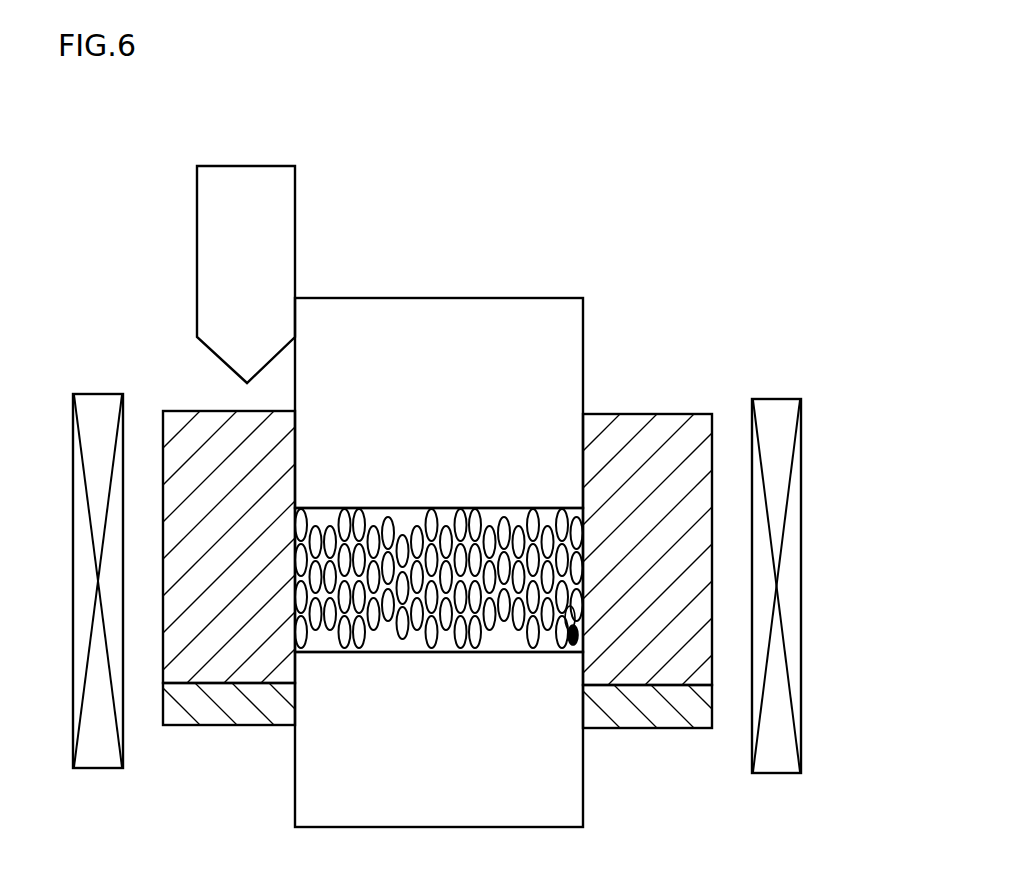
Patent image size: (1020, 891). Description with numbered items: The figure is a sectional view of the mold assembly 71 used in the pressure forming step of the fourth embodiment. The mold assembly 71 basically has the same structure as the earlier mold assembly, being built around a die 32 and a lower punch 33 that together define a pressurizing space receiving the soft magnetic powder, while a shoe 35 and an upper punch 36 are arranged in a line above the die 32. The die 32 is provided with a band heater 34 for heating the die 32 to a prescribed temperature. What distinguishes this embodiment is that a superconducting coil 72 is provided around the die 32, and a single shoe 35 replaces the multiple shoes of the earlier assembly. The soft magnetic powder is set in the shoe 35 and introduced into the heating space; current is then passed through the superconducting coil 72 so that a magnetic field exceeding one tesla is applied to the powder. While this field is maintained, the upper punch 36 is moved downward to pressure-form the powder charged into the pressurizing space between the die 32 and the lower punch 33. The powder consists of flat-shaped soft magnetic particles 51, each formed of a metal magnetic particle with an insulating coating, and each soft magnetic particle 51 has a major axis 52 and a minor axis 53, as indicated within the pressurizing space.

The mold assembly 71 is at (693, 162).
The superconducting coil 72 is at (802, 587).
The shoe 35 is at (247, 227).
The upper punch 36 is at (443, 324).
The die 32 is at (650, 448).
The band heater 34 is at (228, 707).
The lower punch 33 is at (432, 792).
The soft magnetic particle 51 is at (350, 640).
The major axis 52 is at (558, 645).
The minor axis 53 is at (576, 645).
* * *
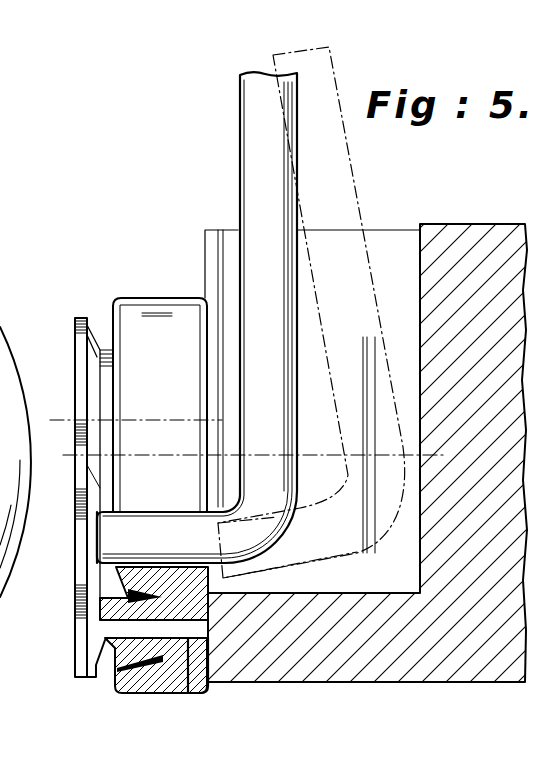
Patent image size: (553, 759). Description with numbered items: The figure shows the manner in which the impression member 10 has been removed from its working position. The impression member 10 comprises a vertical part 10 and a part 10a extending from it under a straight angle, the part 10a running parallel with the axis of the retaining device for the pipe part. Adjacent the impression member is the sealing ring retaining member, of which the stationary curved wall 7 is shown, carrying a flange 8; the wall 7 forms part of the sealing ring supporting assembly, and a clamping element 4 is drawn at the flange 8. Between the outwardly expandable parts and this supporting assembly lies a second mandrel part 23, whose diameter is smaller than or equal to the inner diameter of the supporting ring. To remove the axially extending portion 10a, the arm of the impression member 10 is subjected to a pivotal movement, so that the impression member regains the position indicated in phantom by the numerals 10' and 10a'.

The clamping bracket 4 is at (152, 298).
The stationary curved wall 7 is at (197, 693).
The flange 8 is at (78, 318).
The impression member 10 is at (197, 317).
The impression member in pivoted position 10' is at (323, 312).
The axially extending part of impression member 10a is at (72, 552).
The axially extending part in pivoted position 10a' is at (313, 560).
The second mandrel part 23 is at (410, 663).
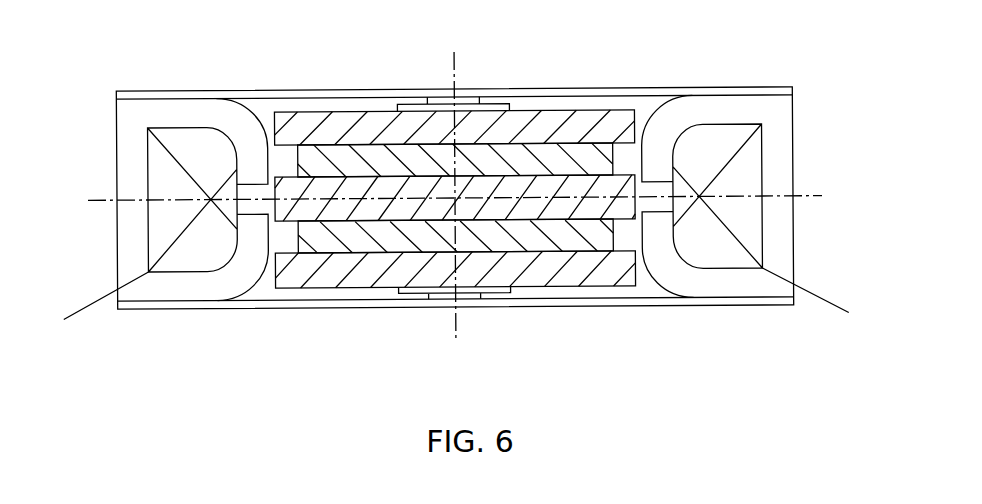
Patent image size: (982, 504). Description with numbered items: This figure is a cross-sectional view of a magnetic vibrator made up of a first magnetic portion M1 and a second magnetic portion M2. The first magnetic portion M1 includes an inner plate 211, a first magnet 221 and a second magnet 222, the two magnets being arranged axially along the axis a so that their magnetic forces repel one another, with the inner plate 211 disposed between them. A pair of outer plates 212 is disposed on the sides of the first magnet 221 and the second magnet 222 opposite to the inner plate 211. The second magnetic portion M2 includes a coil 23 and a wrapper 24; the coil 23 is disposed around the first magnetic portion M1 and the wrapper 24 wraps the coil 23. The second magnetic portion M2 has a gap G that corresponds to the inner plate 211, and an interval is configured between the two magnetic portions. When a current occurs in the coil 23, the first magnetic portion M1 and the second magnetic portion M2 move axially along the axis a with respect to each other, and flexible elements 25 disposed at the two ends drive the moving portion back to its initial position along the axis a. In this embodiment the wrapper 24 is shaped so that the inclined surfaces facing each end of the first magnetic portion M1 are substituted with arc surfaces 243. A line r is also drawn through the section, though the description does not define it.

Required task:
Copy out the listing word for word, starting at the line that contains "Patent image size: (553, 759)." and stopping after the line that contains "The clamping bracket 4 is at (152, 298).".

Full output:
Patent image size: (553, 759). Description with numbered items: The figure shows the manner in which the impression member 10 has been removed from its working position. The impression member 10 comprises a vertical part 10 and a part 10a extending from it under a straight angle, the part 10a running parallel with the axis of the retaining device for the pipe part. Adjacent the impression member is the sealing ring retaining member, of which the stationary curved wall 7 is shown, carrying a flange 8; the wall 7 forms part of the sealing ring supporting assembly, and a clamping element 4 is drawn at the flange 8. Between the outwardly expandable parts and this supporting assembly lies a second mandrel part 23, whose diameter is smaller than or equal to the inner diameter of the supporting ring. To remove the axially extending portion 10a, the arm of the impression member 10 is subjected to a pivotal movement, so that the impression member regains the position indicated in phantom by the numerals 10' and 10a'.

The clamping bracket 4 is at (152, 298).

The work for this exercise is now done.